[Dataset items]
Begin

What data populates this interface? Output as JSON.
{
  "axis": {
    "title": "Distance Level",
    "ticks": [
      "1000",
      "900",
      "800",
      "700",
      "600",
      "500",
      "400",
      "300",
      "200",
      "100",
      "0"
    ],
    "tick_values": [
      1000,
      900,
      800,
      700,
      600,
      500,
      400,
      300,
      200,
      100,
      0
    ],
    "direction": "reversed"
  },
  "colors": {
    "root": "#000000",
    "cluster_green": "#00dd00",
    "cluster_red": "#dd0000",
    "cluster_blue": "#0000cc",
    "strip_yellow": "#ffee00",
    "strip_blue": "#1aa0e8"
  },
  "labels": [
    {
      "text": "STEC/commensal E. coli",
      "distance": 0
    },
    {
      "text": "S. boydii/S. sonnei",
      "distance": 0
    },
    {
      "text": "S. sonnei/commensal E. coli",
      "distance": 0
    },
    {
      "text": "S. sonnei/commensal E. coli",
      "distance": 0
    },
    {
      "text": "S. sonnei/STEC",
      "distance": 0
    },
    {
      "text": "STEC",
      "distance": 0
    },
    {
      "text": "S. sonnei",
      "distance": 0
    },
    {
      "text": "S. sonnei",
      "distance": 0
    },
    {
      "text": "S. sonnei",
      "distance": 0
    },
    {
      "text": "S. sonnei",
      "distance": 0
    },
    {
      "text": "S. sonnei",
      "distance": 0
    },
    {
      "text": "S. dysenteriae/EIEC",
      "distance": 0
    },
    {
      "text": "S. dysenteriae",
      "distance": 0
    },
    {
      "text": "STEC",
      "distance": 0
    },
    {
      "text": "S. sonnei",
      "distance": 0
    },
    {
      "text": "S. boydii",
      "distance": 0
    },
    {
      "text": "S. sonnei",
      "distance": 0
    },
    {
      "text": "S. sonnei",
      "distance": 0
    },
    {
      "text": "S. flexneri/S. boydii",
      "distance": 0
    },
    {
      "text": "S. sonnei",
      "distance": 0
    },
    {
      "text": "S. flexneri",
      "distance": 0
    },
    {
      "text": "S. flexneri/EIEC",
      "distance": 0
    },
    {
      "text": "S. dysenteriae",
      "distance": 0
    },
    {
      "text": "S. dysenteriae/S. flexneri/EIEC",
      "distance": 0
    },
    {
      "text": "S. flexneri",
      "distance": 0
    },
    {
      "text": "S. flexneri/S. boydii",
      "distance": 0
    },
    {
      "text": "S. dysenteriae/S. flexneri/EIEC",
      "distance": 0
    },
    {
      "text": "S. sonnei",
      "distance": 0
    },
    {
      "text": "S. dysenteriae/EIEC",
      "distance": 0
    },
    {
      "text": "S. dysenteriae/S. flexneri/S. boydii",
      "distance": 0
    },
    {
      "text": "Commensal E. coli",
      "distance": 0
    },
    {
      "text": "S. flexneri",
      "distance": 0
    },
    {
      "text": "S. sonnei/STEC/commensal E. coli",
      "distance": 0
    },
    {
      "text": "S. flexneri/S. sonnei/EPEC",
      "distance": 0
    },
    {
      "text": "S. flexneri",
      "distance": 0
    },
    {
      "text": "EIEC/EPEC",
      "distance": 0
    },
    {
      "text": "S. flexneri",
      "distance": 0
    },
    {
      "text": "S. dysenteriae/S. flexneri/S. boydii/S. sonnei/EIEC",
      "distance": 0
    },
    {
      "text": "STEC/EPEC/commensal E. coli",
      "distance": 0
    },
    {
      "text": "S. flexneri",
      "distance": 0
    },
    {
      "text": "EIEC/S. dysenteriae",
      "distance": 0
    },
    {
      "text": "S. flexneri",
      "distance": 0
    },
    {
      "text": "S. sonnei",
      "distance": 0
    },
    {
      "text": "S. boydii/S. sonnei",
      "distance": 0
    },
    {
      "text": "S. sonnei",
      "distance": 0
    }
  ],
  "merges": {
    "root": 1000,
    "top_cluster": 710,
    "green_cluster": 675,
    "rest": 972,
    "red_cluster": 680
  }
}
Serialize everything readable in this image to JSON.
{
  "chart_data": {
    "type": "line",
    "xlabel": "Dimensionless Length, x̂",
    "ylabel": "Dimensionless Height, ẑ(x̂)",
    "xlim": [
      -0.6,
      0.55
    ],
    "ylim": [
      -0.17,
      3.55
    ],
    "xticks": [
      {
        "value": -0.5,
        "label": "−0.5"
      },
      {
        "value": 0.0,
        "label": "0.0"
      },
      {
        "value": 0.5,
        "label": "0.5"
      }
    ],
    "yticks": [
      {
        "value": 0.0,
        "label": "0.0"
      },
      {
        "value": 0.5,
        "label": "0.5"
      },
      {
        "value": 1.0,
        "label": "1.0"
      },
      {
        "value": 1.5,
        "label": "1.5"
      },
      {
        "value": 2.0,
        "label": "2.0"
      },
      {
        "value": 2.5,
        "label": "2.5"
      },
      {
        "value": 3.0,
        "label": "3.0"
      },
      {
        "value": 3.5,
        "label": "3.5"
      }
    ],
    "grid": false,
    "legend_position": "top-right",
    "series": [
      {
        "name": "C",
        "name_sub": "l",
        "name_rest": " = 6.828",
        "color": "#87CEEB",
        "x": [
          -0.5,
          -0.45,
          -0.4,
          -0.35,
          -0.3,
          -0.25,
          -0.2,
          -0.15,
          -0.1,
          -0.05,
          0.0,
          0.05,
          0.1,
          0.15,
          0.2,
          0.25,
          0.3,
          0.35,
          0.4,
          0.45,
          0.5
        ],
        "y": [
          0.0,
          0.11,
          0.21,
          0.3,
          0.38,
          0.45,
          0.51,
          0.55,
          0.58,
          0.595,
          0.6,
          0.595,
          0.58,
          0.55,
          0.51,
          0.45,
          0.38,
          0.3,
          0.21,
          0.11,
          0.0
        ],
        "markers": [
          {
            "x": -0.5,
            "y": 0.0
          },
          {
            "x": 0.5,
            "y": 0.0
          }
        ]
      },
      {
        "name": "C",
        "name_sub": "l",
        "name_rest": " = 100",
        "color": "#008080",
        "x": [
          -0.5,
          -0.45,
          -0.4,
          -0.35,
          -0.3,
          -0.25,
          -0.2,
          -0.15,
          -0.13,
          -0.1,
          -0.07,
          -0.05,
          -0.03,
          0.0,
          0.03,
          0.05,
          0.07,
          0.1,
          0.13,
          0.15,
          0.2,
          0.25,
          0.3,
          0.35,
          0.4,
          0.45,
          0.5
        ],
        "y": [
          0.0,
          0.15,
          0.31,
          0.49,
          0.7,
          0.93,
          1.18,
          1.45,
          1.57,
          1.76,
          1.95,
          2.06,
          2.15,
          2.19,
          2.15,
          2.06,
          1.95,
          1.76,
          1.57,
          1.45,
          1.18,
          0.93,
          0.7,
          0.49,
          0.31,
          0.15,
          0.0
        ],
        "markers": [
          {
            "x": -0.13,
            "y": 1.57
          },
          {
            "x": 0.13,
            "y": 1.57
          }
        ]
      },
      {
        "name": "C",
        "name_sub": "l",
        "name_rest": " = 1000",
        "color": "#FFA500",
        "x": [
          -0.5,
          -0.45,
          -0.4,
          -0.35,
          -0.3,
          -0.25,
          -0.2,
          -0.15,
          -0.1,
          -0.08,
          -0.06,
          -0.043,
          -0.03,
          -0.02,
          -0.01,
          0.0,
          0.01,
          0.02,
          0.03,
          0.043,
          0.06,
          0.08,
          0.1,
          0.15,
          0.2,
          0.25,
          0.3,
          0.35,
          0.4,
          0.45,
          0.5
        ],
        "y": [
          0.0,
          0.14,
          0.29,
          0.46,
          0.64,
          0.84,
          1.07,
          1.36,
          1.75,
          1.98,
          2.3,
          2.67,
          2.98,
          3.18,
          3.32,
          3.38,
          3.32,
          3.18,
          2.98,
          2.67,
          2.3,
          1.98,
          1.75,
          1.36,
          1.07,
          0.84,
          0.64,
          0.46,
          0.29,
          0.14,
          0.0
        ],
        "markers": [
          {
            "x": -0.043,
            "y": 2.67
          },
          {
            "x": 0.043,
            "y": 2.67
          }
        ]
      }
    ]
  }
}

End

### What you have to do
For the data above, state only how many lines include the word "Dimensionless".

### Solution to the exercise
2